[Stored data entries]
--- start ---

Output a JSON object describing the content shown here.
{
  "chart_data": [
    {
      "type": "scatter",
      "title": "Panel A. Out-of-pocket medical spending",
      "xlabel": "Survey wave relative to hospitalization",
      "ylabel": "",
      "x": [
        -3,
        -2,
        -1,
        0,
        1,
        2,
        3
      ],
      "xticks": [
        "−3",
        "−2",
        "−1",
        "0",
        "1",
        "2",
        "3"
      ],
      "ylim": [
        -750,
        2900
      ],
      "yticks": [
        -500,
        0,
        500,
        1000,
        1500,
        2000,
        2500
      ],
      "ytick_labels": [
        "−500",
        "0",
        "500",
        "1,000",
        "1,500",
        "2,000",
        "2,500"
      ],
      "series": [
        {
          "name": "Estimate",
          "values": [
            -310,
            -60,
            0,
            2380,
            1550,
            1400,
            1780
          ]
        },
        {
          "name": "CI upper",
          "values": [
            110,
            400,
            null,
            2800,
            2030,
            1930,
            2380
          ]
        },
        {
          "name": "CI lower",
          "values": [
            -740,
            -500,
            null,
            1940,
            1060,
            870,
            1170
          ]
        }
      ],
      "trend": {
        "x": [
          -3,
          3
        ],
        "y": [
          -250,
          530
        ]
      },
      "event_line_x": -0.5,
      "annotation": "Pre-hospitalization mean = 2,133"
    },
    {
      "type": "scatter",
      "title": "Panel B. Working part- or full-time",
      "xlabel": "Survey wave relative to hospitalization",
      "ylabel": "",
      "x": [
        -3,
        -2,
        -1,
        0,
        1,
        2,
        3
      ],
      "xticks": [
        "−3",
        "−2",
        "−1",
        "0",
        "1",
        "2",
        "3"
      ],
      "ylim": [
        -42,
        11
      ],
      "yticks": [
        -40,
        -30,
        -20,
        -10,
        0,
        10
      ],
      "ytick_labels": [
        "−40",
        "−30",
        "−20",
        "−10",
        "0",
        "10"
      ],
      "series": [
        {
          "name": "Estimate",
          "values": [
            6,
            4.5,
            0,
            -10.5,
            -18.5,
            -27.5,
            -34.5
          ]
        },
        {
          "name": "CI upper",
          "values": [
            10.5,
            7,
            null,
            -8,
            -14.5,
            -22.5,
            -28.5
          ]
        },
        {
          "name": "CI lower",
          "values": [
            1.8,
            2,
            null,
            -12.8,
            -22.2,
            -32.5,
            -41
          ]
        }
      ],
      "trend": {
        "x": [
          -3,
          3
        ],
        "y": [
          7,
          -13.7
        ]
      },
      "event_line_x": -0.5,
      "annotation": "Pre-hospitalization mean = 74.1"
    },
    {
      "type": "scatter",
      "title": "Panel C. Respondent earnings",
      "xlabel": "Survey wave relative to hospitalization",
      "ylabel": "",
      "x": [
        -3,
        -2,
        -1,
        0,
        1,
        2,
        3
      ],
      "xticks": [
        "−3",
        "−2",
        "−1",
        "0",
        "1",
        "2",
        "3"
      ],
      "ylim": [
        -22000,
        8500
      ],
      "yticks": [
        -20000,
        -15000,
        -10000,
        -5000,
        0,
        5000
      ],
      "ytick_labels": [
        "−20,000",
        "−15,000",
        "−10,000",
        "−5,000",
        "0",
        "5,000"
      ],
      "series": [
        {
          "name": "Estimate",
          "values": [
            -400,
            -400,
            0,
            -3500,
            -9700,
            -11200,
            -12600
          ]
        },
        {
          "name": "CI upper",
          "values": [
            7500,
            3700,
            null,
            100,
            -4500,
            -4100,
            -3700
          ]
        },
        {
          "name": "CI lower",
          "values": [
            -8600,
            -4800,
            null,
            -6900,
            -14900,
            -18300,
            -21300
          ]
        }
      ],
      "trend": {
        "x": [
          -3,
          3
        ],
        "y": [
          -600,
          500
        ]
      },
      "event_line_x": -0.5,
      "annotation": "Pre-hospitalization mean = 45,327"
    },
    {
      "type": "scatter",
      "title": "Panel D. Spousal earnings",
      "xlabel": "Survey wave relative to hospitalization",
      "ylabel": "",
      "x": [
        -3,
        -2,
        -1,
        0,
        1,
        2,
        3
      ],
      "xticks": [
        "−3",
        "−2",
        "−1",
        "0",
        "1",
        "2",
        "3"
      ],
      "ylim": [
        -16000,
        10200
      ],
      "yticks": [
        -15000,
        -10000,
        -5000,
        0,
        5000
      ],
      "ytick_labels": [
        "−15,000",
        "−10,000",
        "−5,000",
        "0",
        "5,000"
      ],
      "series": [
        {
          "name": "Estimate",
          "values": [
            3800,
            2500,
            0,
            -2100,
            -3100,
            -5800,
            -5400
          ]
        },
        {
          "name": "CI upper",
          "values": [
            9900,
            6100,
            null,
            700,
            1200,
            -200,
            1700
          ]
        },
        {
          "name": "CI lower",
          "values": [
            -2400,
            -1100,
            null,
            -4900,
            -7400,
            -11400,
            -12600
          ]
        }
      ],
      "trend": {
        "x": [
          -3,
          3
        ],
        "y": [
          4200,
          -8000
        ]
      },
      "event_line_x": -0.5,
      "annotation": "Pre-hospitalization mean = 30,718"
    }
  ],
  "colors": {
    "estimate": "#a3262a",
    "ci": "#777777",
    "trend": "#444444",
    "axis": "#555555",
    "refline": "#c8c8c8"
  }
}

--- end ---

> Your goal: Retype the data in full and match it exactly.

> Final result:
Output a JSON object describing the content shown here.
{
  "chart_data": [
    {
      "type": "scatter",
      "title": "Panel A. Out-of-pocket medical spending",
      "xlabel": "Survey wave relative to hospitalization",
      "ylabel": "",
      "x": [
        -3,
        -2,
        -1,
        0,
        1,
        2,
        3
      ],
      "xticks": [
        "−3",
        "−2",
        "−1",
        "0",
        "1",
        "2",
        "3"
      ],
      "ylim": [
        -750,
        2900
      ],
      "yticks": [
        -500,
        0,
        500,
        1000,
        1500,
        2000,
        2500
      ],
      "ytick_labels": [
        "−500",
        "0",
        "500",
        "1,000",
        "1,500",
        "2,000",
        "2,500"
      ],
      "series": [
        {
          "name": "Estimate",
          "values": [
            -310,
            -60,
            0,
            2380,
            1550,
            1400,
            1780
          ]
        },
        {
          "name": "CI upper",
          "values": [
            110,
            400,
            null,
            2800,
            2030,
            1930,
            2380
          ]
        },
        {
          "name": "CI lower",
          "values": [
            -740,
            -500,
            null,
            1940,
            1060,
            870,
            1170
          ]
        }
      ],
      "trend": {
        "x": [
          -3,
          3
        ],
        "y": [
          -250,
          530
        ]
      },
      "event_line_x": -0.5,
      "annotation": "Pre-hospitalization mean = 2,133"
    },
    {
      "type": "scatter",
      "title": "Panel B. Working part- or full-time",
      "xlabel": "Survey wave relative to hospitalization",
      "ylabel": "",
      "x": [
        -3,
        -2,
        -1,
        0,
        1,
        2,
        3
      ],
      "xticks": [
        "−3",
        "−2",
        "−1",
        "0",
        "1",
        "2",
        "3"
      ],
      "ylim": [
        -42,
        11
      ],
      "yticks": [
        -40,
        -30,
        -20,
        -10,
        0,
        10
      ],
      "ytick_labels": [
        "−40",
        "−30",
        "−20",
        "−10",
        "0",
        "10"
      ],
      "series": [
        {
          "name": "Estimate",
          "values": [
            6,
            4.5,
            0,
            -10.5,
            -18.5,
            -27.5,
            -34.5
          ]
        },
        {
          "name": "CI upper",
          "values": [
            10.5,
            7,
            null,
            -8,
            -14.5,
            -22.5,
            -28.5
          ]
        },
        {
          "name": "CI lower",
          "values": [
            1.8,
            2,
            null,
            -12.8,
            -22.2,
            -32.5,
            -41
          ]
        }
      ],
      "trend": {
        "x": [
          -3,
          3
        ],
        "y": [
          7,
          -13.7
        ]
      },
      "event_line_x": -0.5,
      "annotation": "Pre-hospitalization mean = 74.1"
    },
    {
      "type": "scatter",
      "title": "Panel C. Respondent earnings",
      "xlabel": "Survey wave relative to hospitalization",
      "ylabel": "",
      "x": [
        -3,
        -2,
        -1,
        0,
        1,
        2,
        3
      ],
      "xticks": [
        "−3",
        "−2",
        "−1",
        "0",
        "1",
        "2",
        "3"
      ],
      "ylim": [
        -22000,
        8500
      ],
      "yticks": [
        -20000,
        -15000,
        -10000,
        -5000,
        0,
        5000
      ],
      "ytick_labels": [
        "−20,000",
        "−15,000",
        "−10,000",
        "−5,000",
        "0",
        "5,000"
      ],
      "series": [
        {
          "name": "Estimate",
          "values": [
            -400,
            -400,
            0,
            -3500,
            -9700,
            -11200,
            -12600
          ]
        },
        {
          "name": "CI upper",
          "values": [
            7500,
            3700,
            null,
            100,
            -4500,
            -4100,
            -3700
          ]
        },
        {
          "name": "CI lower",
          "values": [
            -8600,
            -4800,
            null,
            -6900,
            -14900,
            -18300,
            -21300
          ]
        }
      ],
      "trend": {
        "x": [
          -3,
          3
        ],
        "y": [
          -600,
          500
        ]
      },
      "event_line_x": -0.5,
      "annotation": "Pre-hospitalization mean = 45,327"
    },
    {
      "type": "scatter",
      "title": "Panel D. Spousal earnings",
      "xlabel": "Survey wave relative to hospitalization",
      "ylabel": "",
      "x": [
        -3,
        -2,
        -1,
        0,
        1,
        2,
        3
      ],
      "xticks": [
        "−3",
        "−2",
        "−1",
        "0",
        "1",
        "2",
        "3"
      ],
      "ylim": [
        -16000,
        10200
      ],
      "yticks": [
        -15000,
        -10000,
        -5000,
        0,
        5000
      ],
      "ytick_labels": [
        "−15,000",
        "−10,000",
        "−5,000",
        "0",
        "5,000"
      ],
      "series": [
        {
          "name": "Estimate",
          "values": [
            3800,
            2500,
            0,
            -2100,
            -3100,
            -5800,
            -5400
          ]
        },
        {
          "name": "CI upper",
          "values": [
            9900,
            6100,
            null,
            700,
            1200,
            -200,
            1700
          ]
        },
        {
          "name": "CI lower",
          "values": [
            -2400,
            -1100,
            null,
            -4900,
            -7400,
            -11400,
            -12600
          ]
        }
      ],
      "trend": {
        "x": [
          -3,
          3
        ],
        "y": [
          4200,
          -8000
        ]
      },
      "event_line_x": -0.5,
      "annotation": "Pre-hospitalization mean = 30,718"
    }
  ],
  "colors": {
    "estimate": "#a3262a",
    "ci": "#777777",
    "trend": "#444444",
    "axis": "#555555",
    "refline": "#c8c8c8"
  }
}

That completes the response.